■ What you are asked to do
Pull every line containing the word "marker" from the records.

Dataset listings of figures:
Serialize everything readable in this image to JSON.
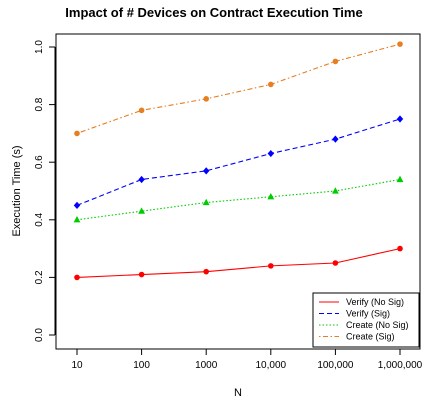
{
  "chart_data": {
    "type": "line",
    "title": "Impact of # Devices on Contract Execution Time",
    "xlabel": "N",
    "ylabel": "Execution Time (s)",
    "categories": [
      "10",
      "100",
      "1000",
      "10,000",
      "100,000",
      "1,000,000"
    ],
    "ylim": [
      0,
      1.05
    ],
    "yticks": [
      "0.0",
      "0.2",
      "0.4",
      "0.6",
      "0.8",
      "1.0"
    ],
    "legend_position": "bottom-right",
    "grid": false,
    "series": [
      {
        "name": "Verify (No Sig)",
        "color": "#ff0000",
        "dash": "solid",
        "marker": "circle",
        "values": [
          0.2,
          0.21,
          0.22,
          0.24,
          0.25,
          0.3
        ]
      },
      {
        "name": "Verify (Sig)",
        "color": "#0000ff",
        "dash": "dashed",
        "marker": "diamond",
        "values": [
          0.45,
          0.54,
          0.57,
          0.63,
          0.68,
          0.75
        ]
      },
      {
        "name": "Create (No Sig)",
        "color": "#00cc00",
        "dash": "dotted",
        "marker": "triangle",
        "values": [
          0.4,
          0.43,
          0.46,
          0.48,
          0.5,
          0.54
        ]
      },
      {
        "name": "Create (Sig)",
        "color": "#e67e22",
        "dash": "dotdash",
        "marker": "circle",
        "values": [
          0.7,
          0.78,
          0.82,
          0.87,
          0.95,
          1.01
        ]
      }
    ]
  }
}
==
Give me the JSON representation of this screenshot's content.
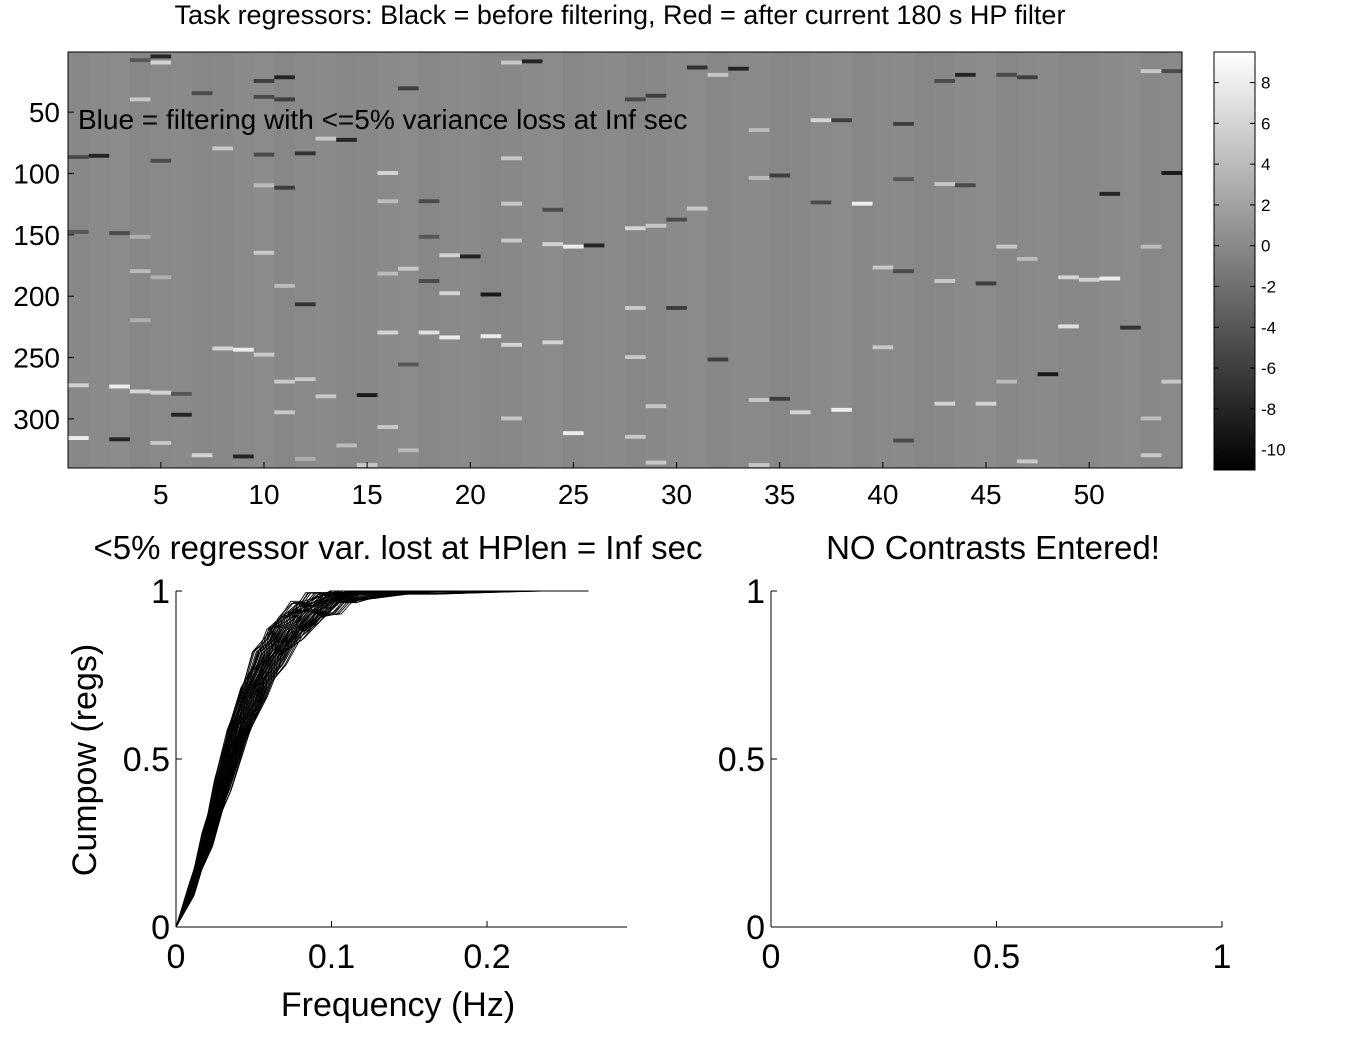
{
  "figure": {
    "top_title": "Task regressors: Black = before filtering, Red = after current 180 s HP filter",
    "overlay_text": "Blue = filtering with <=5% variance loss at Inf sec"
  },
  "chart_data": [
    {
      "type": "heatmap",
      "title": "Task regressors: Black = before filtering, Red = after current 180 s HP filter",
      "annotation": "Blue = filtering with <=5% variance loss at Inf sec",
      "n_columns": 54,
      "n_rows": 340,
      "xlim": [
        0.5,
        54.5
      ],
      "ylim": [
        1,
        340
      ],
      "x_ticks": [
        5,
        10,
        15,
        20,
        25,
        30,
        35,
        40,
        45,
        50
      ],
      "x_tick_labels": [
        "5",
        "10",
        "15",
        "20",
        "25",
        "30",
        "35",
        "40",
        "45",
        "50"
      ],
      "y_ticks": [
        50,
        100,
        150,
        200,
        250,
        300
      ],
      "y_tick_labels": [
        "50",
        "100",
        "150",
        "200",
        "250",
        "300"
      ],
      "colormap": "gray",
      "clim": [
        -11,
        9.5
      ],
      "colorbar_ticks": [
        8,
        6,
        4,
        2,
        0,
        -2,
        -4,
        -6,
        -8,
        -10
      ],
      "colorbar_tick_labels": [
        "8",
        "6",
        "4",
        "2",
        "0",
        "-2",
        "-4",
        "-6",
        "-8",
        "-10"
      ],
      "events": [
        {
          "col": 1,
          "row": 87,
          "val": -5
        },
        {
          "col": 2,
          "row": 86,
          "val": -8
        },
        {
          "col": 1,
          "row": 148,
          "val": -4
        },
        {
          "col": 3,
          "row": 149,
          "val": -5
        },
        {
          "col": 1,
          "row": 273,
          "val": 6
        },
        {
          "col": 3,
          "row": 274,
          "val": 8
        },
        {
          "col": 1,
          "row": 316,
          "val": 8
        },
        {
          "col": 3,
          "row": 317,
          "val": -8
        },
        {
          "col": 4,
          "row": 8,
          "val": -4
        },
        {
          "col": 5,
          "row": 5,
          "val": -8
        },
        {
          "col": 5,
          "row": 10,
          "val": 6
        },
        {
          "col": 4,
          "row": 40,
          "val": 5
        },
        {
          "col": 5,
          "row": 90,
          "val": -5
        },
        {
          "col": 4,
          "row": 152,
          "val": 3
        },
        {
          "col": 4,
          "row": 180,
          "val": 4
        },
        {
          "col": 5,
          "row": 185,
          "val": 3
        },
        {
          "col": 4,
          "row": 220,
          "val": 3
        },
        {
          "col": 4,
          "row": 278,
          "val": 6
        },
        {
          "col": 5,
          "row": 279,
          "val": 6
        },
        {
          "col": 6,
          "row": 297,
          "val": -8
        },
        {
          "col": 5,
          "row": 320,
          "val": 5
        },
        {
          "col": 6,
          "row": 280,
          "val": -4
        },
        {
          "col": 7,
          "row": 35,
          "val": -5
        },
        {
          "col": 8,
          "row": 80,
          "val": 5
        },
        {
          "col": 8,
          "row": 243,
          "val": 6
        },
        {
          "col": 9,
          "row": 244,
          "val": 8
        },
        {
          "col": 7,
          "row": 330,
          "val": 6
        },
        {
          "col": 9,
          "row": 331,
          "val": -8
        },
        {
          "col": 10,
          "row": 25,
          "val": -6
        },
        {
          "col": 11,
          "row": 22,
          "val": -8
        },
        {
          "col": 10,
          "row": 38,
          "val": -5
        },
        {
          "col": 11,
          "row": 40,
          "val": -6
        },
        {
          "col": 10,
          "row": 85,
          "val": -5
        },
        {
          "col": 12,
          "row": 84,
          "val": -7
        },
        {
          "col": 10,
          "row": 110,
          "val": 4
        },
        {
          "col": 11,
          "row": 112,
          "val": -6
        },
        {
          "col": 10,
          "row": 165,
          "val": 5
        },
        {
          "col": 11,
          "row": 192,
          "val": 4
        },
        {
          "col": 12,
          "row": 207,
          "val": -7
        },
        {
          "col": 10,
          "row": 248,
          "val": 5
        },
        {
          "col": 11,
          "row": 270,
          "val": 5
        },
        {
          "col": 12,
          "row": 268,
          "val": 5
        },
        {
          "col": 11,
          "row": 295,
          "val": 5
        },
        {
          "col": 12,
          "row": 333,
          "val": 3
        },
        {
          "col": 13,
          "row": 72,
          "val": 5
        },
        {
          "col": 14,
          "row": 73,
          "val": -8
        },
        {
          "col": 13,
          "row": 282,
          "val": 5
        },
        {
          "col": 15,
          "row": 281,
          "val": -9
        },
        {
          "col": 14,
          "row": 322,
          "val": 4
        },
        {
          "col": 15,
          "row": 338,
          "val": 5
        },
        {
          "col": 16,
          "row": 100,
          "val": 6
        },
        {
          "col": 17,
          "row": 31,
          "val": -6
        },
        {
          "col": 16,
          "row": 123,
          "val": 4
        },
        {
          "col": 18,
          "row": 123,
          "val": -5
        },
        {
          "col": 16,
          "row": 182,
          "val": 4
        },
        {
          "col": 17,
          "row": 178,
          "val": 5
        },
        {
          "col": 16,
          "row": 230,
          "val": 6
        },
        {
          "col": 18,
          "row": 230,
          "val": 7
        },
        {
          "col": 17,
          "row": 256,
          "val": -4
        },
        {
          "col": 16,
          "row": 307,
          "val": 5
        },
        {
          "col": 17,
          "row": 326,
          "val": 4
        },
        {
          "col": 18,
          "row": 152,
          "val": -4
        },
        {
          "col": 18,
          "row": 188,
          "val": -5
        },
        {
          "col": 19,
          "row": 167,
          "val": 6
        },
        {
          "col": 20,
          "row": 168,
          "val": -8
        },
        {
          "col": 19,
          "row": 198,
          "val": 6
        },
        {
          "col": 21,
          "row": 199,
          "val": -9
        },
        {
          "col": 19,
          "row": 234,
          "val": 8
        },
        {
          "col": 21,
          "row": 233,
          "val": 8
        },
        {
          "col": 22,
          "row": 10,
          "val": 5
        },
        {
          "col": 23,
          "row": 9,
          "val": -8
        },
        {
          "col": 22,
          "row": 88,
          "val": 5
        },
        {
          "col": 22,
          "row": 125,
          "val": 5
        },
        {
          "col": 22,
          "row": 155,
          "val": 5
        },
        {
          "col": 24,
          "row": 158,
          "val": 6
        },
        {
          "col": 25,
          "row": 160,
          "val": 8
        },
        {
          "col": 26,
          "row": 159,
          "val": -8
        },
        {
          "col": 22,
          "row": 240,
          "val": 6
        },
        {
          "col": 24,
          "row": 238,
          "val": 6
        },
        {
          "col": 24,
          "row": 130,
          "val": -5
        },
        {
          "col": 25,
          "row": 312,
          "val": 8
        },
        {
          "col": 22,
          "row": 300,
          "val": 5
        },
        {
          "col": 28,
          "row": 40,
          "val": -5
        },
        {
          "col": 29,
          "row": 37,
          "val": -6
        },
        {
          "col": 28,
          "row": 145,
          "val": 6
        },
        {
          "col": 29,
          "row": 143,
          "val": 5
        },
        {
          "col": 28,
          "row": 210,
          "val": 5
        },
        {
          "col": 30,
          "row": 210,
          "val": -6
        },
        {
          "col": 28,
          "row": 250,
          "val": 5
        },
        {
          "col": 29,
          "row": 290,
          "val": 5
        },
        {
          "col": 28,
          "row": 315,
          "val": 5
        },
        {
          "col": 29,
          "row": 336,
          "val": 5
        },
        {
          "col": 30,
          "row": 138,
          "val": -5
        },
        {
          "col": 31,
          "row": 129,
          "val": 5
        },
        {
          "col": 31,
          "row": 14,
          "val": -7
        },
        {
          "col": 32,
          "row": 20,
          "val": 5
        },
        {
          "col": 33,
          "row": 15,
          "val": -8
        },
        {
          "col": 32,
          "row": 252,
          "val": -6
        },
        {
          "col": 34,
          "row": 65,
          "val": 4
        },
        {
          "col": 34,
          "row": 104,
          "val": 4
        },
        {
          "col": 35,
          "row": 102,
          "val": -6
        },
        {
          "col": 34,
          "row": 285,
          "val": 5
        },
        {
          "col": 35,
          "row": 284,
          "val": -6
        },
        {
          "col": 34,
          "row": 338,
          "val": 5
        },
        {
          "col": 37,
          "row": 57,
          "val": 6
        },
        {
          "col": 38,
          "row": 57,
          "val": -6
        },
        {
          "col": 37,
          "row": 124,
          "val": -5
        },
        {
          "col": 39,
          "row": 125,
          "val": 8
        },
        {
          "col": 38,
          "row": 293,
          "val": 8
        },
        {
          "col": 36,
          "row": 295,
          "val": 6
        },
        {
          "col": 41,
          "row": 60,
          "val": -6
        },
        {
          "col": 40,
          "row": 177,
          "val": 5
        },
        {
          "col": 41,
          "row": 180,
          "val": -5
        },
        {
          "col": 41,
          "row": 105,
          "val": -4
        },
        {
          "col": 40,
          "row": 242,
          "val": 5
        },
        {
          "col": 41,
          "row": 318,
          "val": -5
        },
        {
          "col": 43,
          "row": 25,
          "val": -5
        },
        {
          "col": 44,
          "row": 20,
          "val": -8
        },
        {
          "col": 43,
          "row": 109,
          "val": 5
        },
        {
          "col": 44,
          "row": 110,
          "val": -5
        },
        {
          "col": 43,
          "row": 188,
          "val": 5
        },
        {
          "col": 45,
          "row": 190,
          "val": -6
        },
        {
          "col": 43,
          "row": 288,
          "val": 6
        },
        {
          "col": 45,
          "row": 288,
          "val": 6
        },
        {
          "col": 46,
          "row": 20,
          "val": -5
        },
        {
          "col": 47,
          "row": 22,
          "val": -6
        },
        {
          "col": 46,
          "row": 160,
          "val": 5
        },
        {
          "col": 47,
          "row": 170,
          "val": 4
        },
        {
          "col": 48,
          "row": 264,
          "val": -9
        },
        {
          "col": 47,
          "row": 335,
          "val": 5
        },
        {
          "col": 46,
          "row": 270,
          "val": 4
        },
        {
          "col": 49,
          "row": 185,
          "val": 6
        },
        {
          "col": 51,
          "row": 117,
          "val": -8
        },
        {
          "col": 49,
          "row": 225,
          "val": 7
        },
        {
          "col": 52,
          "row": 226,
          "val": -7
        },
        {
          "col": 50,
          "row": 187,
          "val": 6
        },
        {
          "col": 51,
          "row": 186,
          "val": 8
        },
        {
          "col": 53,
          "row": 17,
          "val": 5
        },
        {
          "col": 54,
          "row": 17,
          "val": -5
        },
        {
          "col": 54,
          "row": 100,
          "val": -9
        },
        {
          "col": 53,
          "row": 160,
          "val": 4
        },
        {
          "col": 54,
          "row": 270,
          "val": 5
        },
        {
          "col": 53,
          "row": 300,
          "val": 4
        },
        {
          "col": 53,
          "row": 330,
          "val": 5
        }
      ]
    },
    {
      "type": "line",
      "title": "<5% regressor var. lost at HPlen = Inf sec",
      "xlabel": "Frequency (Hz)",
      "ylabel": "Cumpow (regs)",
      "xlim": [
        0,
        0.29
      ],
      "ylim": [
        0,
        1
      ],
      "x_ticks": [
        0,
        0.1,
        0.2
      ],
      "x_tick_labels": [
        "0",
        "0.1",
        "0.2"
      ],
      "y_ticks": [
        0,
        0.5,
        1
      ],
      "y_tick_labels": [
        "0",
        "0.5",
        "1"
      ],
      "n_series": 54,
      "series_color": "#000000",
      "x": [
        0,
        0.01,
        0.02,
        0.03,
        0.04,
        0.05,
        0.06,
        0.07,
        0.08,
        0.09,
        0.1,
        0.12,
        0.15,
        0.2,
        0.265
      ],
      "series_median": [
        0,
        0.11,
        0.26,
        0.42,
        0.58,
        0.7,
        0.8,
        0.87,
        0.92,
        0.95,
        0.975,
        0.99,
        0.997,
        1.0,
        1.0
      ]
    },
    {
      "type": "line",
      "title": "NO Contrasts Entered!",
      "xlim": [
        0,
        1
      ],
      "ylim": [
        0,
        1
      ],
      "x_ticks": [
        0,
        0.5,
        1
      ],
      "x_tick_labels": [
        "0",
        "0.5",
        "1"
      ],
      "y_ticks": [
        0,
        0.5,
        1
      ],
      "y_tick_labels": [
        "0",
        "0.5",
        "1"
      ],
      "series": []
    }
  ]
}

■ Written response
        "marker": "circle",
        "marker": "diamond",
        "marker": "triangle",
        "marker": "circle",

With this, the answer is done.